* _DESCRIPTION OF THE TASK_: Scan the material that follows. Copy every line containing the word "Feet".

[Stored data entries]
= = =

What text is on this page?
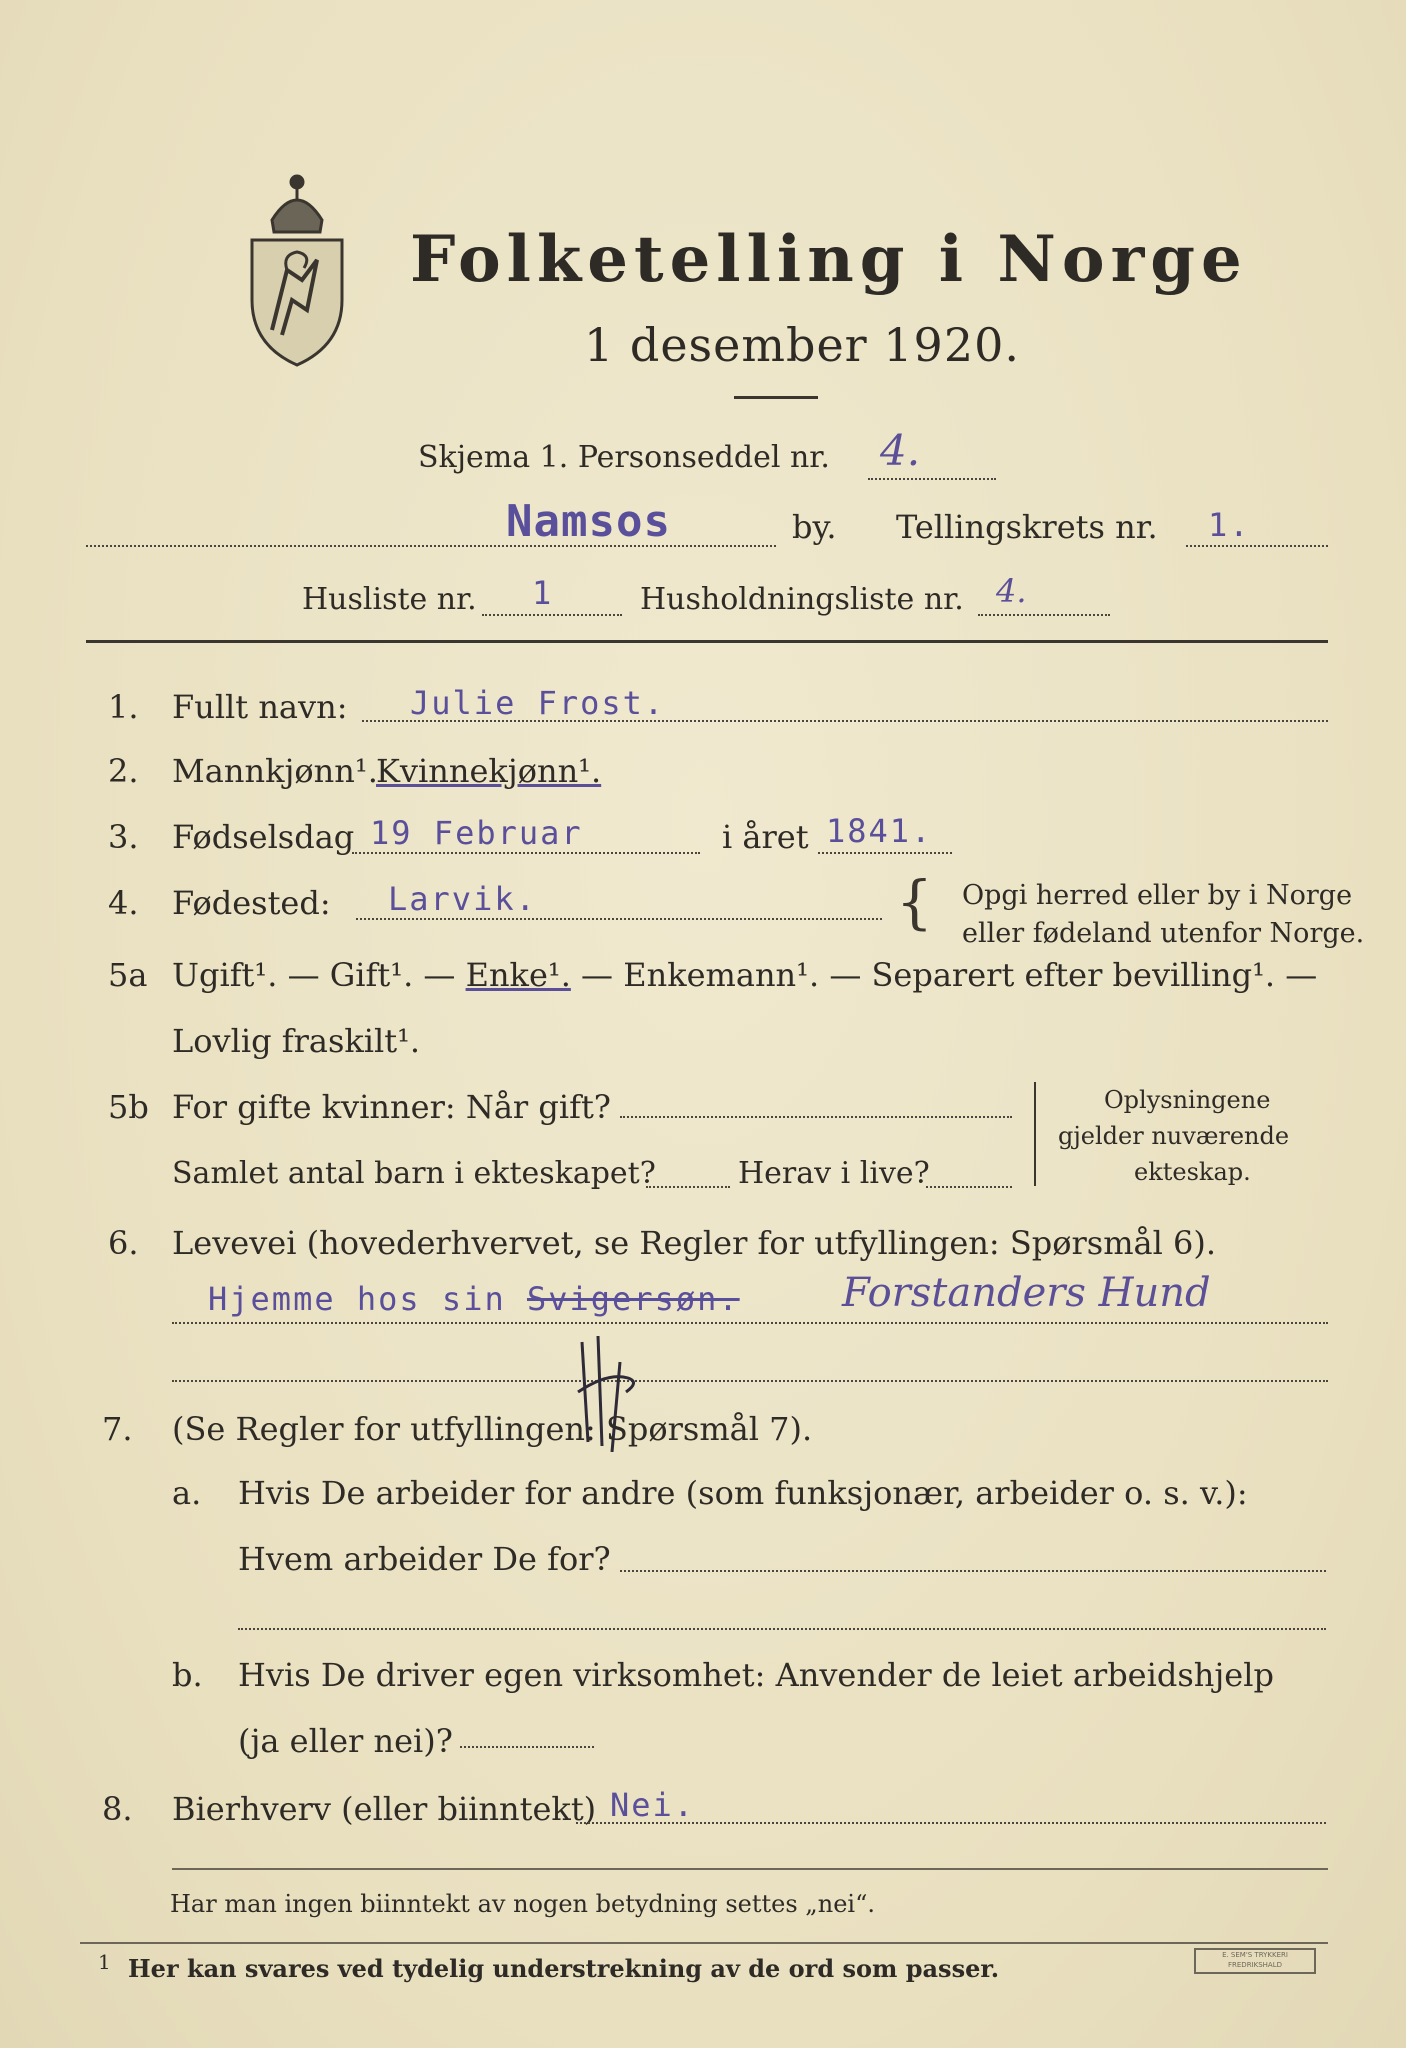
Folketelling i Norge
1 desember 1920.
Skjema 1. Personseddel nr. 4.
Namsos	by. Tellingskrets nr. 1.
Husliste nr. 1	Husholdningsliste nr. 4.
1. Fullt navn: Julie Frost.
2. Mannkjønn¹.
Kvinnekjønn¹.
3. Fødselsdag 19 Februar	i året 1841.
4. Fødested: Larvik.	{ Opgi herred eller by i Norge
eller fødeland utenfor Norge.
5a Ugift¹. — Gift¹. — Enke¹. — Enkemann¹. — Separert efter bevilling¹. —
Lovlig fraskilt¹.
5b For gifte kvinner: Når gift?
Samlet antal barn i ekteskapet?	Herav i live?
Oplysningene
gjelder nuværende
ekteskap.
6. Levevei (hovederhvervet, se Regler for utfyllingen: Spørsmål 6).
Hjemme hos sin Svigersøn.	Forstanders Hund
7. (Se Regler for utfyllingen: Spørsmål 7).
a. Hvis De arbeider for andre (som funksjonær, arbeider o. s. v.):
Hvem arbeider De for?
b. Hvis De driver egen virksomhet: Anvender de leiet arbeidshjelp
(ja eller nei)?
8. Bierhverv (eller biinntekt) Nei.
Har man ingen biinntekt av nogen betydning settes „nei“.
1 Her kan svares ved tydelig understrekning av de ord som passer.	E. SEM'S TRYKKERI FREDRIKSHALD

= = =

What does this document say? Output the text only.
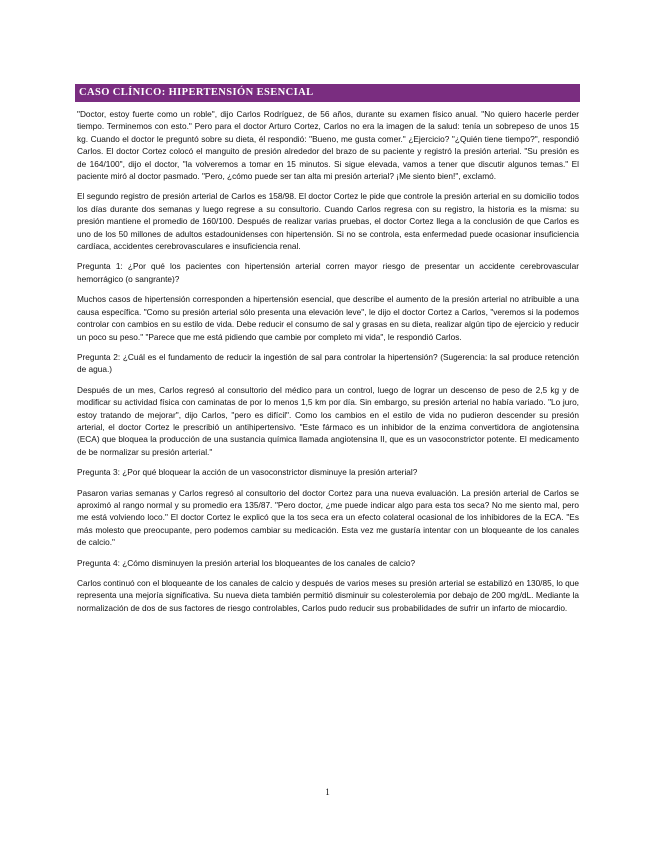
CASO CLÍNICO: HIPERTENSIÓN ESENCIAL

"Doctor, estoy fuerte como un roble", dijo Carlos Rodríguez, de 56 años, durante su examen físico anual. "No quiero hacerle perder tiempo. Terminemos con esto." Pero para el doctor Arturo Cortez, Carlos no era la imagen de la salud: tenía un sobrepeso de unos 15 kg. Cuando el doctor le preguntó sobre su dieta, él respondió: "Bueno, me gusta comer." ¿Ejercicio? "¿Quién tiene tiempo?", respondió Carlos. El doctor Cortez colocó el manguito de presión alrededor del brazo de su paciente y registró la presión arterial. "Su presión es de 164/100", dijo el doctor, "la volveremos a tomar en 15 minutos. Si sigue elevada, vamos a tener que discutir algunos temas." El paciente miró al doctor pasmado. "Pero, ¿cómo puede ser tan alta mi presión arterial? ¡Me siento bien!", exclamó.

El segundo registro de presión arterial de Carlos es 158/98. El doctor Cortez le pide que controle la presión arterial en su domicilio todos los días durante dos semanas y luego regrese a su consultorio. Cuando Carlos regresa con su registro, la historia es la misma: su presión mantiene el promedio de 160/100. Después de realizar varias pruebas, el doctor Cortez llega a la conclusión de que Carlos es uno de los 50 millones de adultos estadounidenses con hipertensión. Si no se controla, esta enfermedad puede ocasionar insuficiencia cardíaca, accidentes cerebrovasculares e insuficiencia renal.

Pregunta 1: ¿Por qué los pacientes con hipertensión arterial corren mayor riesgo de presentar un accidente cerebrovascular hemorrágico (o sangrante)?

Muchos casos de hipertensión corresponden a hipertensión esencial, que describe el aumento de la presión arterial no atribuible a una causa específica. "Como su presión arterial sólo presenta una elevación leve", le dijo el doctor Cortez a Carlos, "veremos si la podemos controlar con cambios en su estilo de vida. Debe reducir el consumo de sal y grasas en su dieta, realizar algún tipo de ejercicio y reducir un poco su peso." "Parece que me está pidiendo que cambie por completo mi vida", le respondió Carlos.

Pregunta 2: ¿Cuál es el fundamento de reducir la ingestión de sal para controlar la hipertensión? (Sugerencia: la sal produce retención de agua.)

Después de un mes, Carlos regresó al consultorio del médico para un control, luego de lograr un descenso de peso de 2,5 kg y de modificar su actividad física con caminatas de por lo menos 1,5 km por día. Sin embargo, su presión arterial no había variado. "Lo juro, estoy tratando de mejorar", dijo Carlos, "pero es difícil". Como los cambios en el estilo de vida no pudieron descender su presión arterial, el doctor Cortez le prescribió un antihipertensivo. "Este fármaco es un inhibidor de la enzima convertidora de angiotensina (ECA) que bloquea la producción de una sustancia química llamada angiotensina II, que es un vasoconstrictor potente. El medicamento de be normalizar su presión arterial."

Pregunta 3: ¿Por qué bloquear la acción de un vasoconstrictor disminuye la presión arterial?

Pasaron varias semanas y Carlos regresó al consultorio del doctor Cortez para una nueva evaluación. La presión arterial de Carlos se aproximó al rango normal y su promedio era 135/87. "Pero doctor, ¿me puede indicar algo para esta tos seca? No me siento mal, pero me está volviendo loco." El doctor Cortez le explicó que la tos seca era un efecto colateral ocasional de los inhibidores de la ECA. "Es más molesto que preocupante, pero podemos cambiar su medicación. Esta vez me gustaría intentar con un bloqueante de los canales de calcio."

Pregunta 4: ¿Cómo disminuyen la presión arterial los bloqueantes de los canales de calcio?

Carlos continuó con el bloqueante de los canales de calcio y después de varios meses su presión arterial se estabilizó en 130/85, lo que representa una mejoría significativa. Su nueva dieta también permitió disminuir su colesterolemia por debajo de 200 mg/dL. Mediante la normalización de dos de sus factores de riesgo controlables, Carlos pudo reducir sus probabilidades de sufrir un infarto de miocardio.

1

= = =

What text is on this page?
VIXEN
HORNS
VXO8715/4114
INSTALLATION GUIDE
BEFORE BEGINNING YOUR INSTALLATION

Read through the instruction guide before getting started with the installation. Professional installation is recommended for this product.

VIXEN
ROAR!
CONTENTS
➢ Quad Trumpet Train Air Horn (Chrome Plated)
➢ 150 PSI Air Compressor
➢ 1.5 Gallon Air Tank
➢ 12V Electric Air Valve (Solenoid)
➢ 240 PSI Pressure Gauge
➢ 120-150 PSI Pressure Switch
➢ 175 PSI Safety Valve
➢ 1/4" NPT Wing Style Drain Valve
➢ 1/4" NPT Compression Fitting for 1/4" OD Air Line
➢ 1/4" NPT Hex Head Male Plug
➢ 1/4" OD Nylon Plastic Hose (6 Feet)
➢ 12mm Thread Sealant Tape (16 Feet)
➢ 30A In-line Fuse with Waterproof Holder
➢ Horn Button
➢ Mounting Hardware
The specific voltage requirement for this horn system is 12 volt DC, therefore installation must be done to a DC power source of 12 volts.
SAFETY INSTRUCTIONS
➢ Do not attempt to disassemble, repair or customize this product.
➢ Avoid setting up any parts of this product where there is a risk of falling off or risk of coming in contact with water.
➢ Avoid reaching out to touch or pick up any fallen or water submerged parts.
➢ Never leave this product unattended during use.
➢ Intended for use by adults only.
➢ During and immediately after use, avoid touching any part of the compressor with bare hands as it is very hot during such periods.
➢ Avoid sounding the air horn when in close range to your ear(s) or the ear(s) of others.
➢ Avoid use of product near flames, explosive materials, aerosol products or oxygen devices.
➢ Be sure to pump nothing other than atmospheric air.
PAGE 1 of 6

= = =

* _FULL ANSWER_:
➢ 1/4" OD Nylon Plastic Hose (6 Feet)
➢ 12mm Thread Sealant Tape (16 Feet)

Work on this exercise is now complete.